§ PROBLEM TO WORK ON:
Count every line of the material that holds the string "Canon". Respond with the total only.

§ RECORDS FOR THE EXERCISE:
· · · · ·

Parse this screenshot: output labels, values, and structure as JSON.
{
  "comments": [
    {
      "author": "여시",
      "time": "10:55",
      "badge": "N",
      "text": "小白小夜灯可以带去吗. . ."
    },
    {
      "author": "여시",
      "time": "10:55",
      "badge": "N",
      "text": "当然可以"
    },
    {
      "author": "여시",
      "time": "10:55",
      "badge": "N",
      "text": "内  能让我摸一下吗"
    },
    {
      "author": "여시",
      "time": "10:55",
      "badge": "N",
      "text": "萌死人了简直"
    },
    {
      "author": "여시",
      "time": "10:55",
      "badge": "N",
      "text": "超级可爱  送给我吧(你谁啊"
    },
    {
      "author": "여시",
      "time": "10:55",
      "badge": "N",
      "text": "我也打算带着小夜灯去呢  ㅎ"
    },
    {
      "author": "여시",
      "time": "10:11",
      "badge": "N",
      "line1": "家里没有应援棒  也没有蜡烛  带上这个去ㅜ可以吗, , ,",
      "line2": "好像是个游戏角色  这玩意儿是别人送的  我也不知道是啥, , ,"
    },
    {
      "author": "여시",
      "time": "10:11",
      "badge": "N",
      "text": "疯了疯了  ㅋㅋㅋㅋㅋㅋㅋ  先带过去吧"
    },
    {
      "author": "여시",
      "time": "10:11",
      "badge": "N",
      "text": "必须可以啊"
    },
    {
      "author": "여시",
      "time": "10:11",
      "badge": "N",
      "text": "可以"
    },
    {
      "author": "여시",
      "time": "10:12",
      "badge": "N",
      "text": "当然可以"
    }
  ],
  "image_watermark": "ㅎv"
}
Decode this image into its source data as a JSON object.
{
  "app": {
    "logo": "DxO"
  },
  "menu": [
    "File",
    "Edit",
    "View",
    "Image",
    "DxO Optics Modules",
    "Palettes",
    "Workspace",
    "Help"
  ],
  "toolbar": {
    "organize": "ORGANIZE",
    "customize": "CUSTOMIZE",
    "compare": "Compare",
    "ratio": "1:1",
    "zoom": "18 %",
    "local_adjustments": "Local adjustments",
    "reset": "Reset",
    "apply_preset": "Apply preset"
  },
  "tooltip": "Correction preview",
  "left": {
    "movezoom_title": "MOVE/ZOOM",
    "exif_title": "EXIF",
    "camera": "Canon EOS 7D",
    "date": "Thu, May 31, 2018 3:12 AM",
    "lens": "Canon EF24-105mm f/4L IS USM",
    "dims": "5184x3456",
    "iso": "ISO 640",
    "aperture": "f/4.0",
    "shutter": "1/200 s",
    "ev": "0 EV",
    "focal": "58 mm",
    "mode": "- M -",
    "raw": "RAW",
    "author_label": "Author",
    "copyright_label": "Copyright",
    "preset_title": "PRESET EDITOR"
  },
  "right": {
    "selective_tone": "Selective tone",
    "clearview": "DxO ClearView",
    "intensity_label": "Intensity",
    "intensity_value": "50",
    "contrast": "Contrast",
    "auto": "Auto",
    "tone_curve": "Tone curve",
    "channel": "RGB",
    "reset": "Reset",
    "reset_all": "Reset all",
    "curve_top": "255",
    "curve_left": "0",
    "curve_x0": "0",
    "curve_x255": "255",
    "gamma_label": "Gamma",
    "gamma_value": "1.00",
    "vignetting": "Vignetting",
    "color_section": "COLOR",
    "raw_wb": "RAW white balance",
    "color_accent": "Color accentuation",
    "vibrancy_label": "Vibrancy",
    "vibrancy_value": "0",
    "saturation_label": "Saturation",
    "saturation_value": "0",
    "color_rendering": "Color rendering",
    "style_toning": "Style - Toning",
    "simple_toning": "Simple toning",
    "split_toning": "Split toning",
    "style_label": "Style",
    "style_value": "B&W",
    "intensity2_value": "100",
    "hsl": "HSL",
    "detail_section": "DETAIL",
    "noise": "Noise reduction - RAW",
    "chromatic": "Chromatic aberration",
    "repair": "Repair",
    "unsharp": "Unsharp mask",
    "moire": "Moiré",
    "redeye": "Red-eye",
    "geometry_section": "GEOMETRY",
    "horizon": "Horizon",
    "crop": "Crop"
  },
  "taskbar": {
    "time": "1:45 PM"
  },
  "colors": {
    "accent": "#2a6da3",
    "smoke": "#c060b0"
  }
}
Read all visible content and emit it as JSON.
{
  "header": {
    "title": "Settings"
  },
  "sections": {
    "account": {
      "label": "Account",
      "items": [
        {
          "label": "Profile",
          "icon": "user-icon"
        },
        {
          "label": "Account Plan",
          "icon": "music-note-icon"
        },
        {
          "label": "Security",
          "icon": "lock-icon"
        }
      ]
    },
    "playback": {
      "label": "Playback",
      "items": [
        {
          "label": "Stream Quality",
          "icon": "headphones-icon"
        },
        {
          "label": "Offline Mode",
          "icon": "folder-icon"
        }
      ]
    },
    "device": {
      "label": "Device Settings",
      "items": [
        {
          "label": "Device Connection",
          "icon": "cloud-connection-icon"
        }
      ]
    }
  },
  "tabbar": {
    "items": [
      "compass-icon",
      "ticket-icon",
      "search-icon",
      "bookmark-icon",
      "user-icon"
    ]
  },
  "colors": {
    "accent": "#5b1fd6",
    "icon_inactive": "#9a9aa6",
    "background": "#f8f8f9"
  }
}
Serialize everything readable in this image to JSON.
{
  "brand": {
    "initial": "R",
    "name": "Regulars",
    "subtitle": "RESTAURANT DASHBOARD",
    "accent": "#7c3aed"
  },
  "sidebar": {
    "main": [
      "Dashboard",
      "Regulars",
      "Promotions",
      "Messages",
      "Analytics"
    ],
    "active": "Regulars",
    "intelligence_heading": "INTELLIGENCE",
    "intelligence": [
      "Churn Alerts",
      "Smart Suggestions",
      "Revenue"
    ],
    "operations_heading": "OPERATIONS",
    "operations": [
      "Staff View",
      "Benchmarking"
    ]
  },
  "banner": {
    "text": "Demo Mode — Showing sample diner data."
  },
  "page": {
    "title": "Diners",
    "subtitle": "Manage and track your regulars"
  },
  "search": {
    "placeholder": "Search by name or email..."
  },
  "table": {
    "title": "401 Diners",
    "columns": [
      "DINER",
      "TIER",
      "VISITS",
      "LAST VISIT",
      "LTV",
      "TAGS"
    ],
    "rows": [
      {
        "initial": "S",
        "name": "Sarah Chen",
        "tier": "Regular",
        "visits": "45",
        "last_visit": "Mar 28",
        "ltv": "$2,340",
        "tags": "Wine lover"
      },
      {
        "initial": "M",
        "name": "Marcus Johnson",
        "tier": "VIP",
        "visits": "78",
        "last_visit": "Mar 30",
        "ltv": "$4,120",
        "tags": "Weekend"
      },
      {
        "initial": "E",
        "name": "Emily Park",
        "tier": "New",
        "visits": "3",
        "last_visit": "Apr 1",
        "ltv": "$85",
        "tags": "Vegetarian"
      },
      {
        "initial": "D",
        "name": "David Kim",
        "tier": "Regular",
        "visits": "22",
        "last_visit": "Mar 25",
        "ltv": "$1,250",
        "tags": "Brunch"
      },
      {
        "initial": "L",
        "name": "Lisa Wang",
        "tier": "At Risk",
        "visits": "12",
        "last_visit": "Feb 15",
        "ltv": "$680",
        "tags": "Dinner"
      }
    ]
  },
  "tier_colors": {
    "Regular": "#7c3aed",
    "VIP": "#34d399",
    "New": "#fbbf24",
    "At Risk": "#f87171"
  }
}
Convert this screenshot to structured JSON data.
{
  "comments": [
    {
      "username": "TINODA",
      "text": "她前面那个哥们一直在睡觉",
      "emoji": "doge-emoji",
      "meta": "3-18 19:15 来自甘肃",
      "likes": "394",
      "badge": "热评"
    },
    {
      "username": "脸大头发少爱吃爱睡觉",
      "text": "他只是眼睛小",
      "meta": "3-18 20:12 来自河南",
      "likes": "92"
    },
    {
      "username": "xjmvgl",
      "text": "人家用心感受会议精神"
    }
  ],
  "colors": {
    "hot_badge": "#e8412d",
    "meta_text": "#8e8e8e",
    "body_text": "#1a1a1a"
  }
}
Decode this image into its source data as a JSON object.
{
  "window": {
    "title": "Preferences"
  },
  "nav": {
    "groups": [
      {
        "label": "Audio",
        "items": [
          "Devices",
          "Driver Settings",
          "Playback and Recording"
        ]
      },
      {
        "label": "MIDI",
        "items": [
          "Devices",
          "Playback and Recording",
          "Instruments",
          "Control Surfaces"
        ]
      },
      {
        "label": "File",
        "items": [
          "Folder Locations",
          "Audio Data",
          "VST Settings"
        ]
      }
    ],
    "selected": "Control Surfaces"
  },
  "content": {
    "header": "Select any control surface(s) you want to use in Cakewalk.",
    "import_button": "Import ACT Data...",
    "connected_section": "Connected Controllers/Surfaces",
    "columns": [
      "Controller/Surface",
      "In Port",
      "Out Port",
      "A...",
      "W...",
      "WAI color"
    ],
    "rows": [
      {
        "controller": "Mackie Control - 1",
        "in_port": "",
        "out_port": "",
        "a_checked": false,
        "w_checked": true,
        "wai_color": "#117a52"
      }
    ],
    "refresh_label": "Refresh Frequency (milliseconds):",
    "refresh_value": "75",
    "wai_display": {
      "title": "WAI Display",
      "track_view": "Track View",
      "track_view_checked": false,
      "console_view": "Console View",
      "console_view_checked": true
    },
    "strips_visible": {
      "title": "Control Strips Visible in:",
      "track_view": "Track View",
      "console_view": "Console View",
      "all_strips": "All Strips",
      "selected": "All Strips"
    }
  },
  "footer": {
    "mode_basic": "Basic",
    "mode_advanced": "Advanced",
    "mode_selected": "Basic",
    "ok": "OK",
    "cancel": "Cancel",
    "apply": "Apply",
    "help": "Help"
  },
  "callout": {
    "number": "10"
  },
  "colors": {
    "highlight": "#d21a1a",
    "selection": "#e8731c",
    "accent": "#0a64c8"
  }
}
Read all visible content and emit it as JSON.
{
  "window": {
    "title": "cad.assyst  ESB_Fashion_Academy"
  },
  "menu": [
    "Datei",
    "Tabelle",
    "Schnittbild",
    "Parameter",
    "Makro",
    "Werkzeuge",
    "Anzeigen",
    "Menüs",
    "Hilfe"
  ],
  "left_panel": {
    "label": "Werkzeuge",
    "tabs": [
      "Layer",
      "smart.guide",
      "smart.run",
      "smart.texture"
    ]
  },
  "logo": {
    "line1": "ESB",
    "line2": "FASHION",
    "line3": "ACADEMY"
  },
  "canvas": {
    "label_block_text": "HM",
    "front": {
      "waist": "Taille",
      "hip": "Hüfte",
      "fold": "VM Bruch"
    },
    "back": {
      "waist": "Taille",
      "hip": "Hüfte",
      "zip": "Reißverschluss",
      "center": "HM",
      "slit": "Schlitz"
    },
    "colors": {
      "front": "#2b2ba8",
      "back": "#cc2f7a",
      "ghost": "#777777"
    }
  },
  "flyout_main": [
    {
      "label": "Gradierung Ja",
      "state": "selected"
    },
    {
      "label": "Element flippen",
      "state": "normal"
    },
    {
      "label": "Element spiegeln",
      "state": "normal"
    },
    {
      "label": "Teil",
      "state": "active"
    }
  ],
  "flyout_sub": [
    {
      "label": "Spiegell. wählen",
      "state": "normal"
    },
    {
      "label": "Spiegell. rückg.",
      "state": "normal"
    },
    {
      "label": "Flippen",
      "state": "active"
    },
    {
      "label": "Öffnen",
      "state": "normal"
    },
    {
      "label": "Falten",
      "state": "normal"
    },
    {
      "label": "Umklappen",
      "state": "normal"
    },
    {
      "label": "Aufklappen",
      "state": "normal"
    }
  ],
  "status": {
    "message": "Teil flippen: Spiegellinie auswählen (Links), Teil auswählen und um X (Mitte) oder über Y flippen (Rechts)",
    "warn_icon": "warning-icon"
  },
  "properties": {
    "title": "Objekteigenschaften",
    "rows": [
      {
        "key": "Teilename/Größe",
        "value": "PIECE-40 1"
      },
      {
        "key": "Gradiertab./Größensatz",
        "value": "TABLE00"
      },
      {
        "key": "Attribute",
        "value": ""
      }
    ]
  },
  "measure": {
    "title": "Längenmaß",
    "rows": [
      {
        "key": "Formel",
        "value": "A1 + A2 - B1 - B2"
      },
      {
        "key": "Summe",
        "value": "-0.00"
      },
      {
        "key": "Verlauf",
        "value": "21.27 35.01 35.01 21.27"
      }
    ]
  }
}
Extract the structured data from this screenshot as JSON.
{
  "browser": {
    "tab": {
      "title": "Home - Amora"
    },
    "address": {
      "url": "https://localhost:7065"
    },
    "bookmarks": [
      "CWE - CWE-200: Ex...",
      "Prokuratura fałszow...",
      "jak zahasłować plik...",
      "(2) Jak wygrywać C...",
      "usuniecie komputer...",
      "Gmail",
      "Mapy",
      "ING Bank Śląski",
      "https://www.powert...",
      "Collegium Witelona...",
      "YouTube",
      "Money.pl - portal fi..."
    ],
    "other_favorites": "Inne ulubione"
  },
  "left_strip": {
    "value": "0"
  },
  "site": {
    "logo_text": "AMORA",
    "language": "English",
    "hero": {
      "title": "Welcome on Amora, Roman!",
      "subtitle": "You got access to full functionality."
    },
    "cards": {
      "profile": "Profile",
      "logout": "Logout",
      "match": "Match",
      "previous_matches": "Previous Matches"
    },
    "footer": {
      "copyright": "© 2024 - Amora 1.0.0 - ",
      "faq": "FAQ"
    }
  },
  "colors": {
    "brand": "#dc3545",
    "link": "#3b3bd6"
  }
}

· · · · ·

§ THE REPLY:
2